Exercise brief: Transcribe the records that follow, preserving every word.

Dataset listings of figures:
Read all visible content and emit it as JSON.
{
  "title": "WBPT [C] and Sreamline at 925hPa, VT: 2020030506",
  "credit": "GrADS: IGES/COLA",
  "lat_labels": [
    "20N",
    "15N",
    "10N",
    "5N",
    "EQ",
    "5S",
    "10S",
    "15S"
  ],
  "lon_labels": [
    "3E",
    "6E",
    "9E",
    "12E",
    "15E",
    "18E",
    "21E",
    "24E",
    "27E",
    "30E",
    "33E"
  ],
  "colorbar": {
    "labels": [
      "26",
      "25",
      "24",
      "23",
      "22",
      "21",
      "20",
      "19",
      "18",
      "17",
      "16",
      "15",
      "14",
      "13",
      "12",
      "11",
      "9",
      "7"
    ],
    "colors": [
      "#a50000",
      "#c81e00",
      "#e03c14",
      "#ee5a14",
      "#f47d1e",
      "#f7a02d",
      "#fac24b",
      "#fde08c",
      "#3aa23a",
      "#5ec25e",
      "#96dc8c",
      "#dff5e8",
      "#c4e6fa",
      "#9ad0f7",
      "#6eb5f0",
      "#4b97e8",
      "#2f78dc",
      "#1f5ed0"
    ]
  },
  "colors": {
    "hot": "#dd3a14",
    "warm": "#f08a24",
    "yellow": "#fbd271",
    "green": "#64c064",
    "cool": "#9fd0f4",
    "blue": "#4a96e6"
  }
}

Reply to the task:
Read all visible content and emit it as JSON.
{
  "title": "WBPT [C] and Sreamline at 925hPa, VT: 2020030506",
  "credit": "GrADS: IGES/COLA",
  "lat_labels": [
    "20N",
    "15N",
    "10N",
    "5N",
    "EQ",
    "5S",
    "10S",
    "15S"
  ],
  "lon_labels": [
    "3E",
    "6E",
    "9E",
    "12E",
    "15E",
    "18E",
    "21E",
    "24E",
    "27E",
    "30E",
    "33E"
  ],
  "colorbar": {
    "labels": [
      "26",
      "25",
      "24",
      "23",
      "22",
      "21",
      "20",
      "19",
      "18",
      "17",
      "16",
      "15",
      "14",
      "13",
      "12",
      "11",
      "9",
      "7"
    ],
    "colors": [
      "#a50000",
      "#c81e00",
      "#e03c14",
      "#ee5a14",
      "#f47d1e",
      "#f7a02d",
      "#fac24b",
      "#fde08c",
      "#3aa23a",
      "#5ec25e",
      "#96dc8c",
      "#dff5e8",
      "#c4e6fa",
      "#9ad0f7",
      "#6eb5f0",
      "#4b97e8",
      "#2f78dc",
      "#1f5ed0"
    ]
  },
  "colors": {
    "hot": "#dd3a14",
    "warm": "#f08a24",
    "yellow": "#fbd271",
    "green": "#64c064",
    "cool": "#9fd0f4",
    "blue": "#4a96e6"
  }
}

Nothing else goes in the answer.